Work to do: Look below and pull out each line with the word "Willis".

Exercise data:

= = = = =

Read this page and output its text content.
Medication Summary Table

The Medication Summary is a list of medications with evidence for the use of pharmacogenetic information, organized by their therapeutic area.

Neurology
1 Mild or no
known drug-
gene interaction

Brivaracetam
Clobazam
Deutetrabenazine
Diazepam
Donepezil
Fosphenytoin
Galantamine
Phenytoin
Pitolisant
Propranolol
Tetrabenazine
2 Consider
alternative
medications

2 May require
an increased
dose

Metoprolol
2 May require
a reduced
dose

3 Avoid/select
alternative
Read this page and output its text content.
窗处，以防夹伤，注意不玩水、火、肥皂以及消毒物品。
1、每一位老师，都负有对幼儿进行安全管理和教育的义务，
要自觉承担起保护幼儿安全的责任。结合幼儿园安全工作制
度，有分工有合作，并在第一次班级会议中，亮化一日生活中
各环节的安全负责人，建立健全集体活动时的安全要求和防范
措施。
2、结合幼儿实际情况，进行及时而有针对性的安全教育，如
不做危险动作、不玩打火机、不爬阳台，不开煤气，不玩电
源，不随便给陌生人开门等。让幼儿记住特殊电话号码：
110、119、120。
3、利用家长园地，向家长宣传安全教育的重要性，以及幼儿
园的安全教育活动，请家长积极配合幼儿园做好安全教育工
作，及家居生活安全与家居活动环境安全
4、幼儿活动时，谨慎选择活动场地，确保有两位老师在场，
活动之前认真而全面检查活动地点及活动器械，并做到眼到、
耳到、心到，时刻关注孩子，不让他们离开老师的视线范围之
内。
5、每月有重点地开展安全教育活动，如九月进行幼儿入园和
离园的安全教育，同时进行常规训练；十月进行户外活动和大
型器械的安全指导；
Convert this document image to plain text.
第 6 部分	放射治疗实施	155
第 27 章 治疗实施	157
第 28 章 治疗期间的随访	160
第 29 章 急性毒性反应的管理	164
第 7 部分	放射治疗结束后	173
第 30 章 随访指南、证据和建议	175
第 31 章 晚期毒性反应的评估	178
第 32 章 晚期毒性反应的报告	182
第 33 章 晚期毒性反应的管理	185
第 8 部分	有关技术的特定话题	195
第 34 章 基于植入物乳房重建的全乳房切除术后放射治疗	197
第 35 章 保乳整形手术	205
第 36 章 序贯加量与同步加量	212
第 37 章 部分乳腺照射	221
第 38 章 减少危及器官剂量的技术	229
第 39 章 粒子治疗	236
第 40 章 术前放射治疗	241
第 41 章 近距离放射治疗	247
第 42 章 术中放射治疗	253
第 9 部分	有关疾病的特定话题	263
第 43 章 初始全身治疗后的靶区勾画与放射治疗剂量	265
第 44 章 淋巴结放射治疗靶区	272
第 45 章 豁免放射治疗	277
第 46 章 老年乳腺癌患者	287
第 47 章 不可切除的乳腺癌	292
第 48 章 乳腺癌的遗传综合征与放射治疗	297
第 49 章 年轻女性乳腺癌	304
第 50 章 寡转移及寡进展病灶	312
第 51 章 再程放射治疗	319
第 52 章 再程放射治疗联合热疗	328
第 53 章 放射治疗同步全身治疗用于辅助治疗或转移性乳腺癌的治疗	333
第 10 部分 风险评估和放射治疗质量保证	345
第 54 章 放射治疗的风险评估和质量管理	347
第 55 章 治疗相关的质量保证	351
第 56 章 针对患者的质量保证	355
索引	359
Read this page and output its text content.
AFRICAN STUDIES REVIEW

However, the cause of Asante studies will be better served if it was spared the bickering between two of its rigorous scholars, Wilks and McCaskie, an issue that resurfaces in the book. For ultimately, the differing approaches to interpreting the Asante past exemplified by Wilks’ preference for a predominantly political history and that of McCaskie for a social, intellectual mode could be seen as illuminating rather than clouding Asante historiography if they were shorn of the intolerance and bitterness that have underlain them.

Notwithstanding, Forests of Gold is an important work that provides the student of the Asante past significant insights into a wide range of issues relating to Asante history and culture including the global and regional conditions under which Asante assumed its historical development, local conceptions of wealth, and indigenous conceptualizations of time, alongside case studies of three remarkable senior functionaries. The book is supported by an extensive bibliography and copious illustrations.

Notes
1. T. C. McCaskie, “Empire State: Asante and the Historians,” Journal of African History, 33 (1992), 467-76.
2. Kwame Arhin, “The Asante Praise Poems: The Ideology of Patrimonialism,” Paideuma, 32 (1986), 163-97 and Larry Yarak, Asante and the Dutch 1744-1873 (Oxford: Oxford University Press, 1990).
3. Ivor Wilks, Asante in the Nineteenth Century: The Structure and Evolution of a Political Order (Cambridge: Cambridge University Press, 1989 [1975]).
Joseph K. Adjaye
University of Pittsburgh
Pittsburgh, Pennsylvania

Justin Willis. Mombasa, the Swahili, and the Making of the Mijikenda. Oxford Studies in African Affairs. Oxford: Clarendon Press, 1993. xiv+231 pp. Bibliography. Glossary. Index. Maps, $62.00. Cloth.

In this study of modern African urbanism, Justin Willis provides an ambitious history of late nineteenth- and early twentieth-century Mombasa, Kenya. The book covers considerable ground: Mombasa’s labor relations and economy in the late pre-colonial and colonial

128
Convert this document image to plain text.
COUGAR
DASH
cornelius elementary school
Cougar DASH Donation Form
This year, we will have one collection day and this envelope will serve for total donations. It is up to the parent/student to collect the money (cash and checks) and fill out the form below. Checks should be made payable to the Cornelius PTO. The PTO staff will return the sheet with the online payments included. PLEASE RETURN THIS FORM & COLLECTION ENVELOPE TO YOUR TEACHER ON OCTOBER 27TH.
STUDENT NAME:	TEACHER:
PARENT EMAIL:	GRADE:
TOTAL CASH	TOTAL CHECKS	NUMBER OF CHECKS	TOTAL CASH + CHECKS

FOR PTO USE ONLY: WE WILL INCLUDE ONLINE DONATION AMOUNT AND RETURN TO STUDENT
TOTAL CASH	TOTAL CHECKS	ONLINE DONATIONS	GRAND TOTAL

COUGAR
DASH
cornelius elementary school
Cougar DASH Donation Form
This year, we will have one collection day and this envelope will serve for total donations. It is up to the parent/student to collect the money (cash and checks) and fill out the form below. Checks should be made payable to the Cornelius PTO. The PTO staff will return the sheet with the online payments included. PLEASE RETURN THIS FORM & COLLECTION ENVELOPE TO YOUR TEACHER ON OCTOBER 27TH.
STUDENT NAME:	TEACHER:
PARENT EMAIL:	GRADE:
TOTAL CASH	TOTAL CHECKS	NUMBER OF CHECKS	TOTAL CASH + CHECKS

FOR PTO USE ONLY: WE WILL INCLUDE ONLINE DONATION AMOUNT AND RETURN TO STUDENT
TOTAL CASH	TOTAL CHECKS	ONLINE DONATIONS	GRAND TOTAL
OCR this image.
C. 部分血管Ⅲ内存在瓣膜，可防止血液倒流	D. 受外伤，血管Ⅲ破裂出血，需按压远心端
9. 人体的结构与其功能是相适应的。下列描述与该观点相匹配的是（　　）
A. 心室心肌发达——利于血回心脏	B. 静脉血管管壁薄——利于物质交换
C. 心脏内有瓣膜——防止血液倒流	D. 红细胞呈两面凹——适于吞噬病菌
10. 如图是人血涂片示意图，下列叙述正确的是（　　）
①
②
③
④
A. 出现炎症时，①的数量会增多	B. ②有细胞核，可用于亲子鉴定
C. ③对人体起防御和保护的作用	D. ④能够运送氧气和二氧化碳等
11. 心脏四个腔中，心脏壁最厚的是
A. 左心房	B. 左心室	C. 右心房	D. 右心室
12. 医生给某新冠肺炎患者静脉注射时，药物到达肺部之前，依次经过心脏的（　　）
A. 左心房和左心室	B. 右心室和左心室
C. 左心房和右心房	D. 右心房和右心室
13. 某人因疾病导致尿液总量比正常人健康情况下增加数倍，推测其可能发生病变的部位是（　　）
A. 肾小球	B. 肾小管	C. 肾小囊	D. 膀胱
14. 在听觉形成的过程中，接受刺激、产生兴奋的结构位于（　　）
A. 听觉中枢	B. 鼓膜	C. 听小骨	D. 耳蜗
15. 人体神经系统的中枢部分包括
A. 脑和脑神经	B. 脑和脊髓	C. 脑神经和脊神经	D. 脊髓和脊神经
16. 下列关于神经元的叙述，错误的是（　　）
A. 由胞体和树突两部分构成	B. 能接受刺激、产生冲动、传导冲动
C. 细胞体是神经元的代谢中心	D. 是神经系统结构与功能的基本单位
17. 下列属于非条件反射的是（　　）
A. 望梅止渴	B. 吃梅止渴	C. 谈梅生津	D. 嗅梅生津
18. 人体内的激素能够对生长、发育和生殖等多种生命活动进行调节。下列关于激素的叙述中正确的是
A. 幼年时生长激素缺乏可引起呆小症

= = = = =

Solution for this problem:
Justin Willis. Mombasa, the Swahili, and the Making of the Mijikenda. Oxford Studies in African Affairs. Oxford: Clarendon Press, 1993. xiv+231 pp. Bibliography. Glossary. Index. Maps, $62.00. Cloth.
In this study of modern African urbanism, Justin Willis provides an ambitious history of late nineteenth- and early twentieth-century Mombasa, Kenya. The book covers considerable ground: Mombasa’s labor relations and economy in the late pre-colonial and colonial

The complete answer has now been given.